Medieval Manuscripts in Law Book Bindings, no. 17

 

Fragment: Decretales Gregorii IX, with gloss (Bologna or Avignon)
Date:
c. 1240-50
Found in:
Massa, Antonio. De usuris. Rome: Valerio Dorico, 1557.

The landscape of medieval jurisprudence changed radically in the 12th century, when the monk Gratian's revolutionary collection of canons and decrees known as the Decretum began to circulate, quickly becoming the core textbook for canon law. During the decades that followed, scholars and students identified many issues that current canon law was unable to resolve, and because of this, more and more bishops sent queries to the papacy seeking guidance for cases in their diocesan courts. The letters that the popes sent back to these bishops were known as "decretals." Since there was no system of court reporting, jurists who wished to keep abreast of the law would copy any decretal they came across. These informal private collections rapidly gave way to more systematic compilations that found their way into the canon law curriculum. Concerned by the lack of an "official" body of updated canon law, Pope Gregory IX instructed the canonist Raymond of Peñafort to assemble an authoritative supplement to the Decretum. The Decretales Gregorii IX (commonly referred to as the Liber extra) was made official canon law in September 1234.

#### Exercise A:
Recast the lines of the records, starting with the line containing "list-item: TO TURN IT OFF" and going on through the line containing "list-item: THE LED", as a Markdown table with the columns Row and Line, leaving out any blank lines.
#### Exercise B:
Continue the passage on canon law and the Decretales Gregorii IX, picking up after its last sentence.

#### Supplied material:
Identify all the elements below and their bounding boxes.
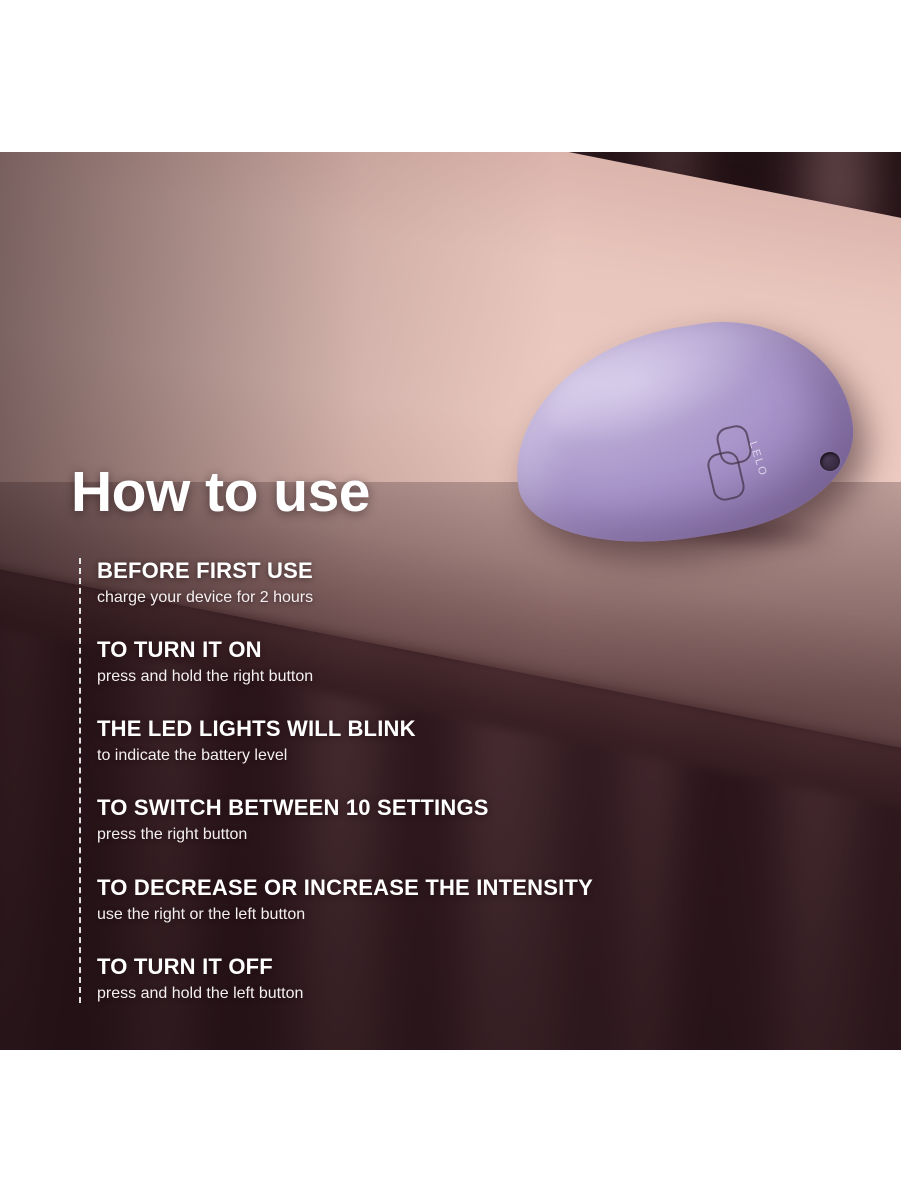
list-item: TO TURN IT OFF press and hold the left b… [97, 954, 857, 1003]
page-title: How to use [71, 464, 370, 521]
step-description: charge your device for 2 hours [97, 588, 857, 607]
product-device: LELO [504, 322, 860, 552]
list-item: THE LED LIGHTS WILL BLINK to indicate th… [97, 716, 857, 765]
list-item: TO SWITCH BETWEEN 10 SETTINGS press the … [97, 795, 857, 844]
step-title: TO DECREASE OR INCREASE THE INTENSITY [97, 875, 857, 901]
step-title: TO TURN IT OFF [97, 954, 857, 980]
step-description: press and hold the left button [97, 984, 857, 1003]
page-root: LELO How to use BEFORE FIRST USE charge … [0, 0, 901, 1200]
list-item: TO DECREASE OR INCREASE THE INTENSITY us… [97, 875, 857, 924]
step-description: use the right or the left button [97, 905, 857, 924]
step-description: press and hold the right button [97, 667, 857, 686]
step-title: TO SWITCH BETWEEN 10 SETTINGS [97, 795, 857, 821]
step-description: press the right button [97, 825, 857, 844]
steps-list: BEFORE FIRST USE charge your device for … [79, 558, 857, 1003]
list-item: BEFORE FIRST USE charge your device for … [97, 558, 857, 607]
step-title: BEFORE FIRST USE [97, 558, 857, 584]
list-item: TO TURN IT ON press and hold the right b… [97, 637, 857, 686]
step-description: to indicate the battery level [97, 746, 857, 765]
step-title: THE LED LIGHTS WILL BLINK [97, 716, 857, 742]
step-title: TO TURN IT ON [97, 637, 857, 663]
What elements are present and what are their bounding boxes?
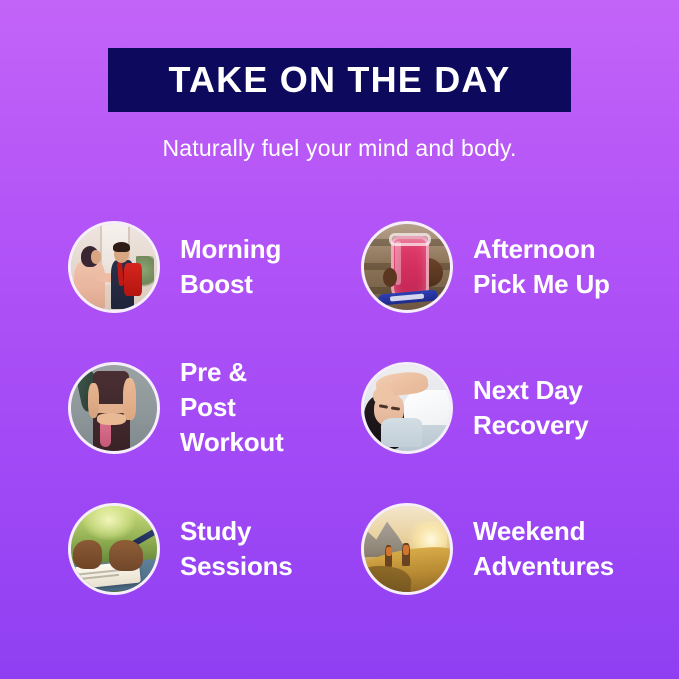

#### Task output A:
| Row | Line |
|---|---|
| 1 | list-item: TO TURN IT OFF press and hold the left b… [97, 954, 857, 1003] |
| 2 | page-title: How to use [71, 464, 370, 521] |
| 3 | step-description: charge your device for 2 hours [97, 588, 857, 607] |
| 4 | product-device: LELO [504, 322, 860, 552] |
| 5 | list-item: THE LED LIGHTS WILL BLINK to indicate th… [97, 716, 857, 765] |

#### Task output B:
The fragment visible here contains the end of Book 1, Title 14 and the beginning of Book 1, Title 15 in the second column, along with the standard academic commentary on that passage (known as the "gloss") in the first column. The standard gloss for the Decretales Gregorii IX was written by the jurist Bernard of Parma in the 1260s. The beginning of Title 15 (on anointing the sick) is marked by illuminated initials in both the gloss and the main text. Inside the front cover of the wrapper (not visible here), a medieval reader has carefully marked a passage (from X 1.14.14) using a drawing of a small hand (a notation called a manicula). The passage reads, in translation, "For it is preferable, especially in the ordination of priests, to have a few good ministers than many bad ones, for if a blind man leads another blind man, both will fall into the pit."

     -- Notes by Benjamin Yousey-Hindes, Stanford University

POSTSCRIPT: Richard Rouse (UCLA) believes the manuscript originates in Italy or Avignon; Susan L'Engle (Saint Louis University) believes the manuscript is from Bologna and dates it 1240-1250.

Larger versions of this and other images are available from the Medieval binding fragments gallery of the Rare Book Collection's Flickr site. If you can provide additional information about the manuscript fragment displayed here, you are invited to send an email to <mike.widener[at]yale.edu>.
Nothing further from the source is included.